### TASK STATEMENT
Pull out each line of the data that includes the word "vždy".

>> begin ENTRIES SHOWN

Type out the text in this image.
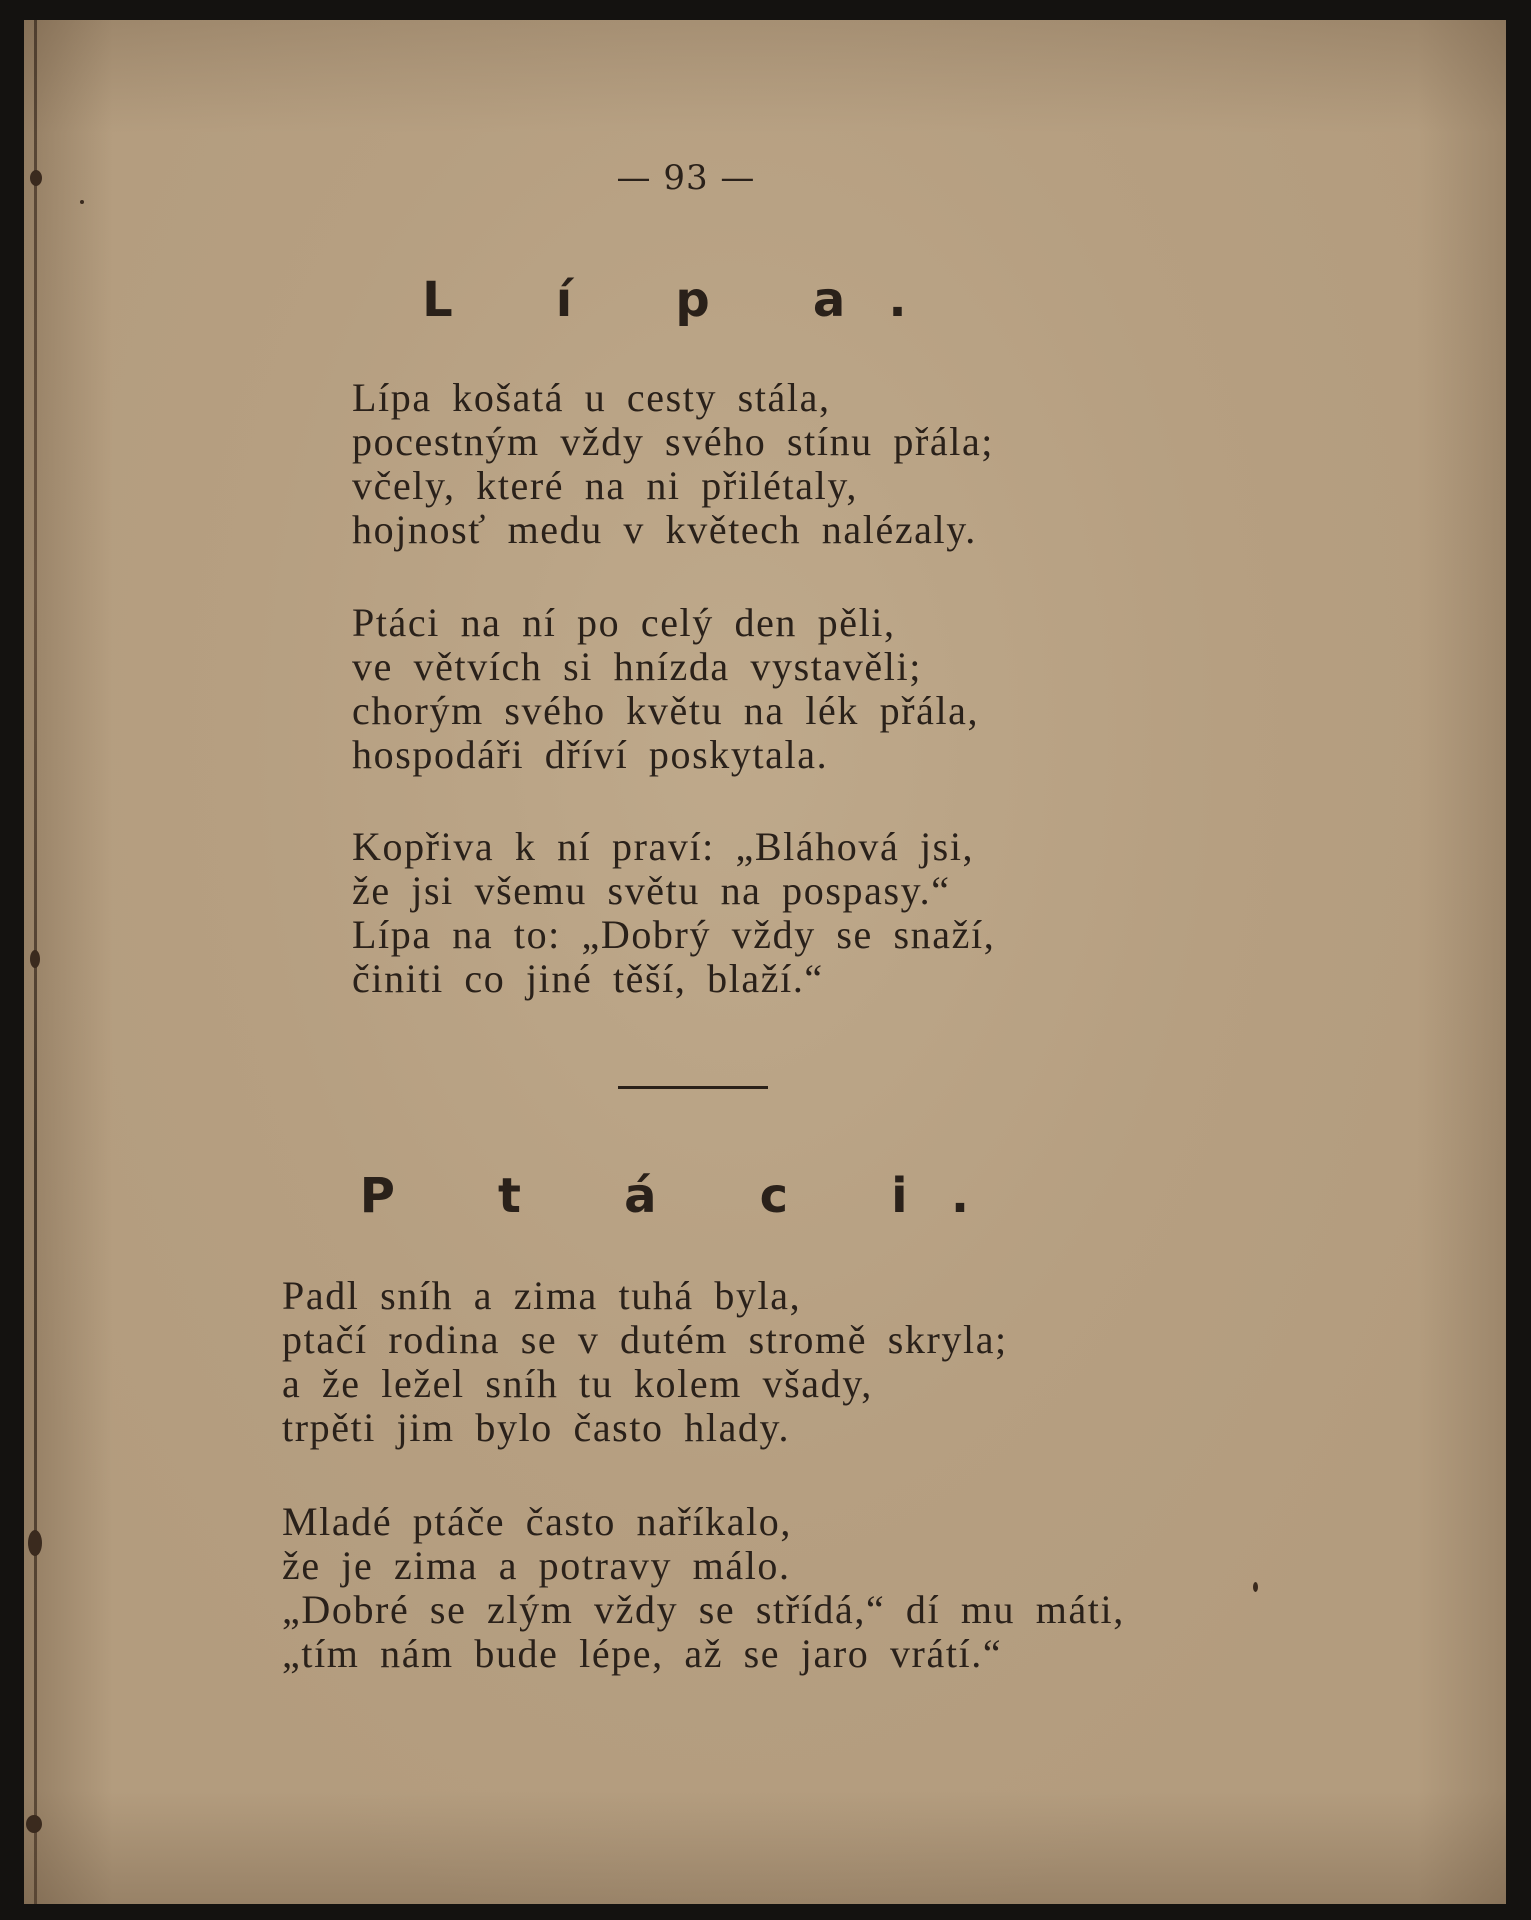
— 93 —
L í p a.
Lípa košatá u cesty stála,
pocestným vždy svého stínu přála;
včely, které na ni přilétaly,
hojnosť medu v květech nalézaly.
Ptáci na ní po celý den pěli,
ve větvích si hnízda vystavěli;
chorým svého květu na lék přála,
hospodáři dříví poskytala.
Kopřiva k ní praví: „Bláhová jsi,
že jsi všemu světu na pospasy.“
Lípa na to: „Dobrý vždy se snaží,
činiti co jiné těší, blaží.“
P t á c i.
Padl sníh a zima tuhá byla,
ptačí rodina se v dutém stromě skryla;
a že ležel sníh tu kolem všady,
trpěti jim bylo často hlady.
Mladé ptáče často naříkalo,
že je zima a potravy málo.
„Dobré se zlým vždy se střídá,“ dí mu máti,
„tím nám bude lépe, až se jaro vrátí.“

>> end ENTRIES SHOWN
>> begin ENTRIES SHOWN

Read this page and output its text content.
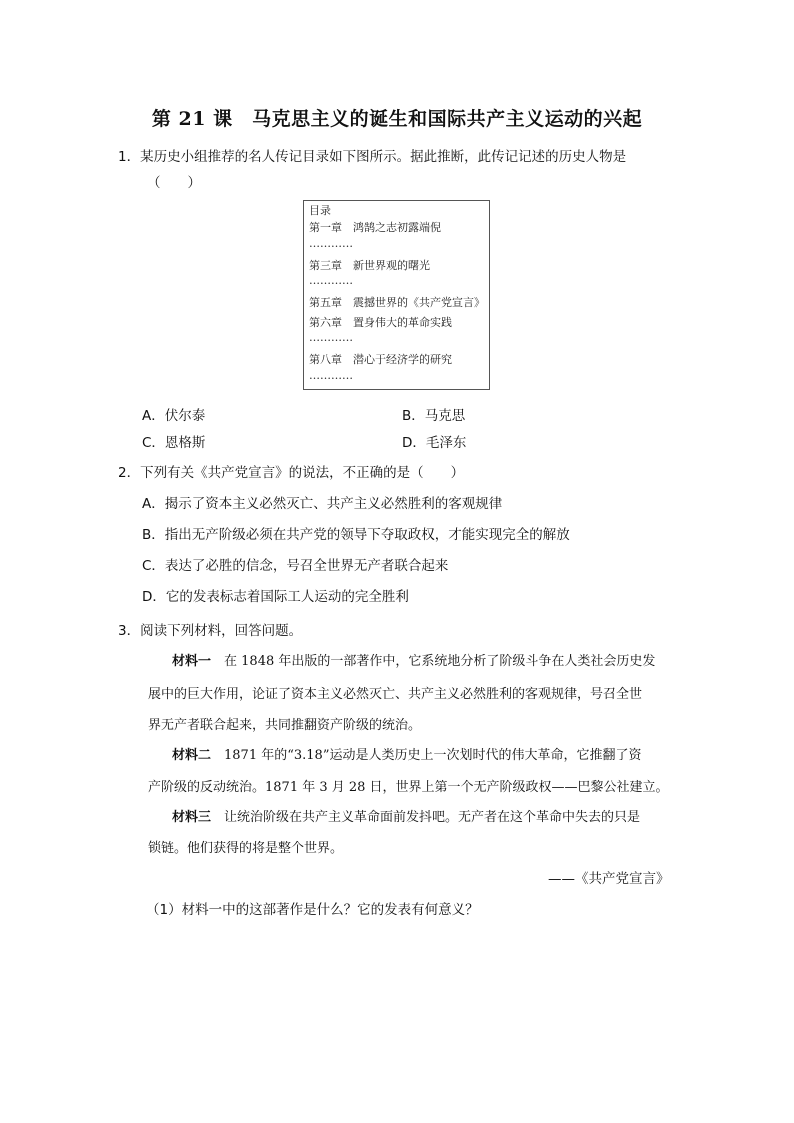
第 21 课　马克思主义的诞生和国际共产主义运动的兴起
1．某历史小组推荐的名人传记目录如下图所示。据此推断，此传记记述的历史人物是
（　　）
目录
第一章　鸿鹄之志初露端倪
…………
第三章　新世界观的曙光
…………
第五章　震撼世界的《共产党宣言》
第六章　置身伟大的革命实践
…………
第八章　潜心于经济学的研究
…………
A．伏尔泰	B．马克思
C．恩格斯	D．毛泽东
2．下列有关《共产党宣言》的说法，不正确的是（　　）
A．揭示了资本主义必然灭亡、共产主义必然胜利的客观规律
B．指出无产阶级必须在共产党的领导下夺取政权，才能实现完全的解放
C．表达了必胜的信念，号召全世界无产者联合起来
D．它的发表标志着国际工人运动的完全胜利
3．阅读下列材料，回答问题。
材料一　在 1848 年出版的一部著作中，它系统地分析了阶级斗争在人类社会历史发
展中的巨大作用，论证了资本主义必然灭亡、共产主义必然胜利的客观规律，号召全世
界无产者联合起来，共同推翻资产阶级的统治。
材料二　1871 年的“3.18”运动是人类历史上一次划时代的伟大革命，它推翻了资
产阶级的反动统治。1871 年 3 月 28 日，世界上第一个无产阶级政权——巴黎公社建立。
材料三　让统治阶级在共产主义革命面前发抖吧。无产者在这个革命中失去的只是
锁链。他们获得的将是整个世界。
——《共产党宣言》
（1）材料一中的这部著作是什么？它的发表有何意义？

>> end ENTRIES SHOWN
>> begin ENTRIES SHOWN

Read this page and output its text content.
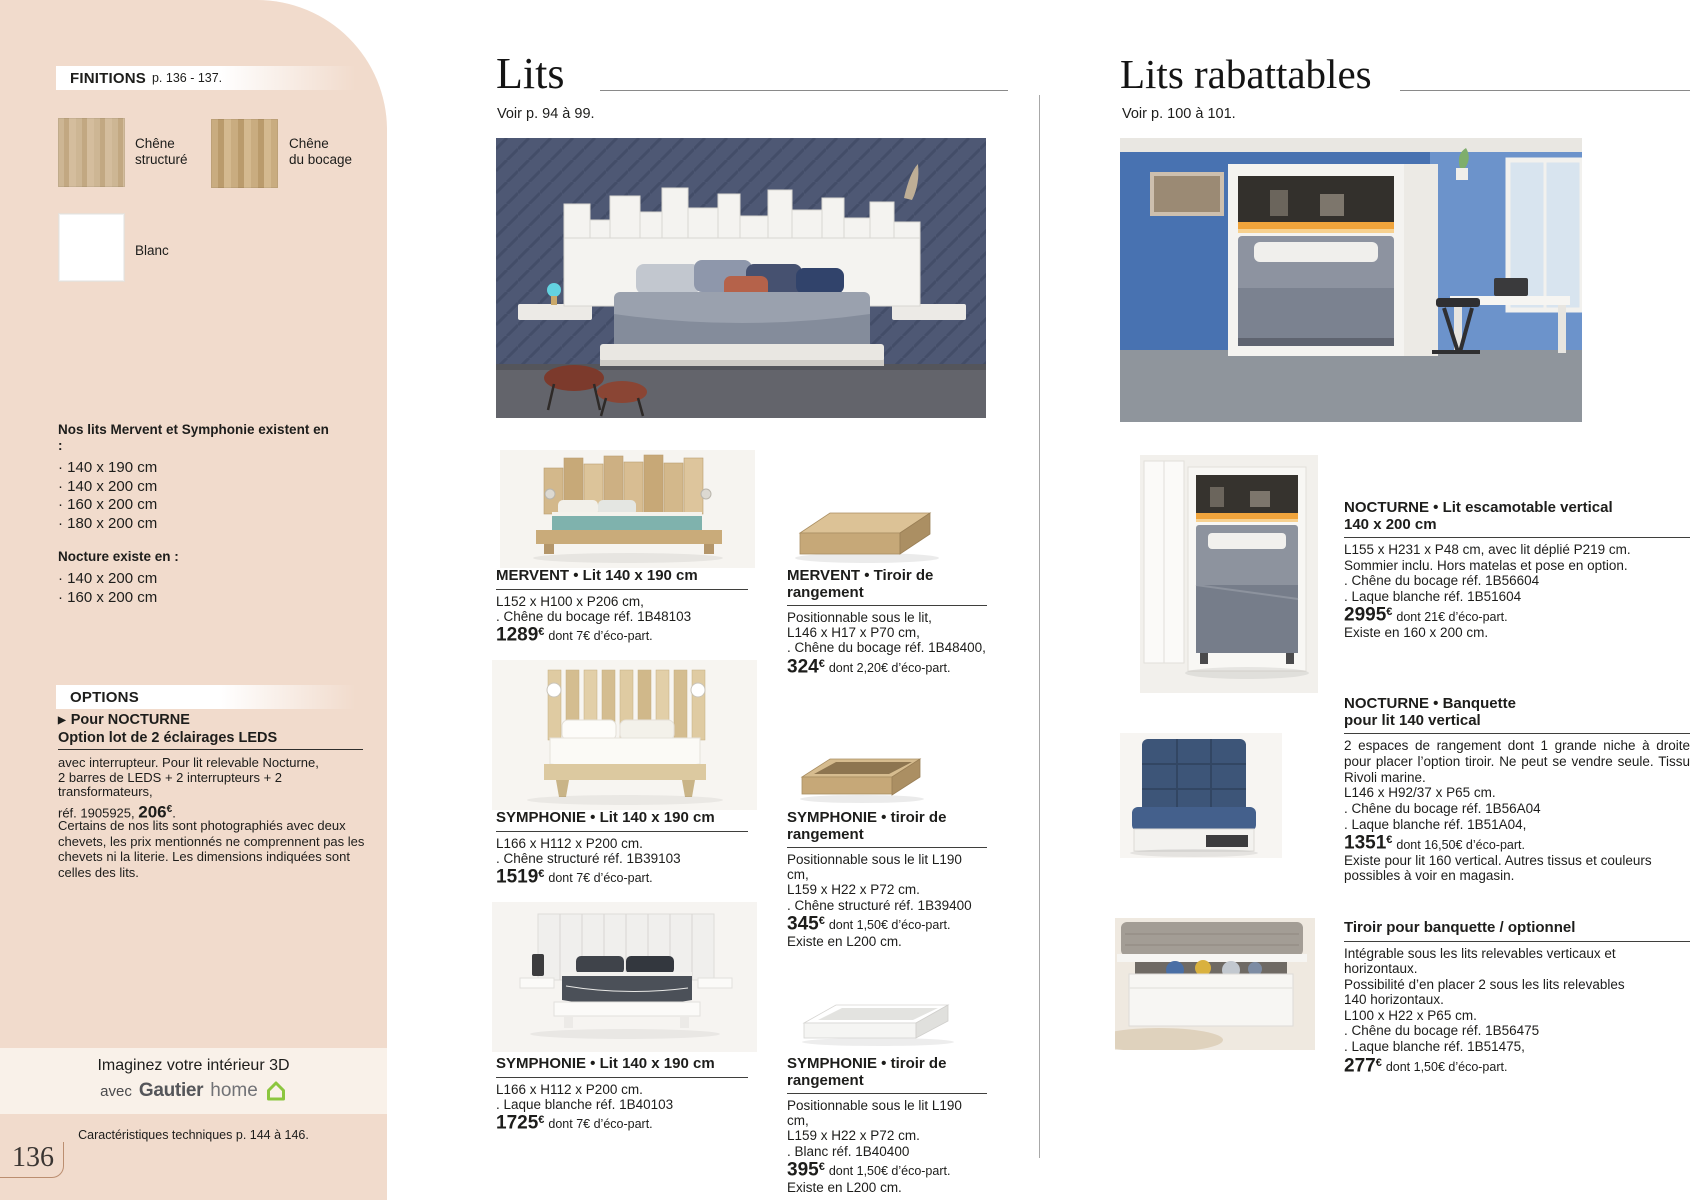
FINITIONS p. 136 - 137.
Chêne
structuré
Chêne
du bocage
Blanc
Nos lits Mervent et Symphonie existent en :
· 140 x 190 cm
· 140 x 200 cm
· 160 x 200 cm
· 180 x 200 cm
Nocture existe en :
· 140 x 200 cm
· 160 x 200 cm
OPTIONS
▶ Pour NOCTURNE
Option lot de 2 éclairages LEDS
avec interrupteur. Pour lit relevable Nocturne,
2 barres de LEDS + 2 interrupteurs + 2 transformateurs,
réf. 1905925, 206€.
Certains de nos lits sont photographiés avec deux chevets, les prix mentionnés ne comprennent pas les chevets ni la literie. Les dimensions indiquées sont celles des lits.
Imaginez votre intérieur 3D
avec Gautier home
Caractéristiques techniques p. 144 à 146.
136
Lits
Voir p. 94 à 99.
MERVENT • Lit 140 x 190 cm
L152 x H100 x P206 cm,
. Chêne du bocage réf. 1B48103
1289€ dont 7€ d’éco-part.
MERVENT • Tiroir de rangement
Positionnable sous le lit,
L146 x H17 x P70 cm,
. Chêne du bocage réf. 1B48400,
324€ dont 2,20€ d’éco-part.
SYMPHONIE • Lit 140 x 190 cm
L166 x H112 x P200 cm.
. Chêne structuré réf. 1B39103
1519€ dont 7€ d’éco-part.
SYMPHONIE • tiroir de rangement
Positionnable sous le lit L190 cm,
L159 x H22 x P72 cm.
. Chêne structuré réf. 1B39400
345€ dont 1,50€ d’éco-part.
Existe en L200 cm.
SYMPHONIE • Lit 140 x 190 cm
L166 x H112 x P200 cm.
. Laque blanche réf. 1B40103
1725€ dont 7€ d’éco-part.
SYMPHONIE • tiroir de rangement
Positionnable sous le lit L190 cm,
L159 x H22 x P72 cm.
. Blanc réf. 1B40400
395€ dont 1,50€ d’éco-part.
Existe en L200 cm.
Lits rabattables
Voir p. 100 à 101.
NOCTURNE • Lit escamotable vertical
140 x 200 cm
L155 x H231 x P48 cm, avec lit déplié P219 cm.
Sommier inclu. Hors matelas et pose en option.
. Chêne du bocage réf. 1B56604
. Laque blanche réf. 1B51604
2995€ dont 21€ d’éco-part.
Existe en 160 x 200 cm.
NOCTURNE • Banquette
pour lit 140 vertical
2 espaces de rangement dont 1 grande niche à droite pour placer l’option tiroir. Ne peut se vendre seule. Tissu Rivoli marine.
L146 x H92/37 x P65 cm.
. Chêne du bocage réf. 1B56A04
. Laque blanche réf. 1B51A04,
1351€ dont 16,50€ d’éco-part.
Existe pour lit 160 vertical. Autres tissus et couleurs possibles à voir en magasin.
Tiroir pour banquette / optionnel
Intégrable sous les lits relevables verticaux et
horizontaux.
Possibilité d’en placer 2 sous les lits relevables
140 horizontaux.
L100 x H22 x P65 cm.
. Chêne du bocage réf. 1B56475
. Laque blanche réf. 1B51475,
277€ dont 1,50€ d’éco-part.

>> end ENTRIES SHOWN

### TASK ANSWER
pocestným vždy svého stínu přála;
Lípa na to: „Dobrý vždy se snaží,
„Dobré se zlým vždy se střídá,“ dí mu máti,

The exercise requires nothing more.